RECORDS TO USE:
....
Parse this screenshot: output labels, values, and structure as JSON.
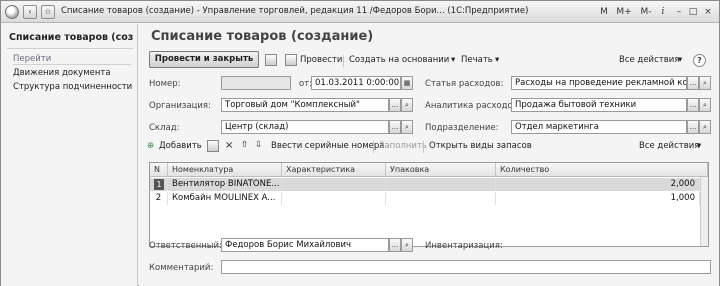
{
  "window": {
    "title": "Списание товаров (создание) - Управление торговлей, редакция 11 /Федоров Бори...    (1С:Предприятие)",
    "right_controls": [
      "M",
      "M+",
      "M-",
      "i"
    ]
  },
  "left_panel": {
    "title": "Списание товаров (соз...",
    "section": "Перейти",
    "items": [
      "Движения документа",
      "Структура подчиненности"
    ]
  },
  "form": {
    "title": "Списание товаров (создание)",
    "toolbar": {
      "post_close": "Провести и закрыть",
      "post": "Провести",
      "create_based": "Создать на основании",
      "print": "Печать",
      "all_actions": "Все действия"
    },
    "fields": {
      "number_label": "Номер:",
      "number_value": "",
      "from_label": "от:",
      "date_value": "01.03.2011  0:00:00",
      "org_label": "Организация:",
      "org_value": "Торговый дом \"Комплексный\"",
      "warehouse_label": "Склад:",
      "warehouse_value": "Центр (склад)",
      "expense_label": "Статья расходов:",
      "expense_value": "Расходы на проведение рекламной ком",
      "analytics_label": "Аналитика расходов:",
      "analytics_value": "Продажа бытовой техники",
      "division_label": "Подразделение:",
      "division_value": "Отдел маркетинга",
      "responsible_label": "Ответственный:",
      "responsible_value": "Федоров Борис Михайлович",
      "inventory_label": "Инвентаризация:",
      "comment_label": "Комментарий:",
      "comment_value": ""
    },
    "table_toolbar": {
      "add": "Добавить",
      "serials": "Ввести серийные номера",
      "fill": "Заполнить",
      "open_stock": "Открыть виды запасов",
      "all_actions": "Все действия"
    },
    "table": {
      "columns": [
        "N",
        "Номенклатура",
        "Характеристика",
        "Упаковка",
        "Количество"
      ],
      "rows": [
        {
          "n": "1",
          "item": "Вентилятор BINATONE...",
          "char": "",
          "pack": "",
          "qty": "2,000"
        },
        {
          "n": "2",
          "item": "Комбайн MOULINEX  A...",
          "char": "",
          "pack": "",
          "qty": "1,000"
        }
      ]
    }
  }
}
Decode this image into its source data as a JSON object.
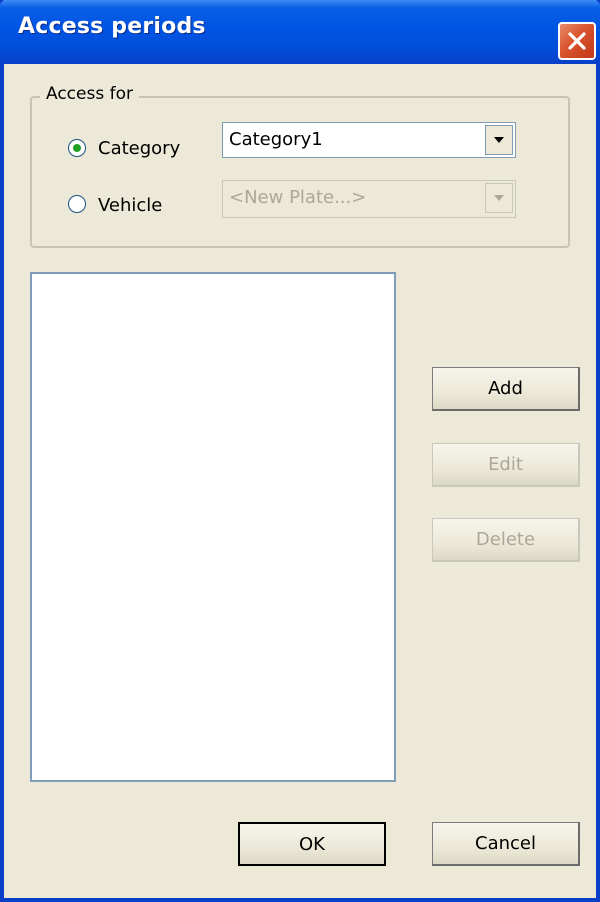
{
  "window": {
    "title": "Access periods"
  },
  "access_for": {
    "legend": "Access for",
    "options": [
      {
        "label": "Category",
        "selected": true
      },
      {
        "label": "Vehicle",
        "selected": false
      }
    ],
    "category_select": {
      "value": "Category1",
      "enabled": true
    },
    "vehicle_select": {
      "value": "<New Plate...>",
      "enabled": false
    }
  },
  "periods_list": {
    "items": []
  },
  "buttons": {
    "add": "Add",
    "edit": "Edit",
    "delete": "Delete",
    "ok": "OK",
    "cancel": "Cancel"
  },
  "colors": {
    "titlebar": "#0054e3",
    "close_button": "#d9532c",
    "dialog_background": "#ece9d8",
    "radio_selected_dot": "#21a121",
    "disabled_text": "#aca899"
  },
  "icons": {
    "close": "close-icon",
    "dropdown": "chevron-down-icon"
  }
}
....
GIVEN REQUEST: Only lines with "JSON" are wanted here; list each of them.

THE SOLUTION:
Parse this screenshot: output labels, values, and structure as JSON.
Decode this image into its source data as a JSON object.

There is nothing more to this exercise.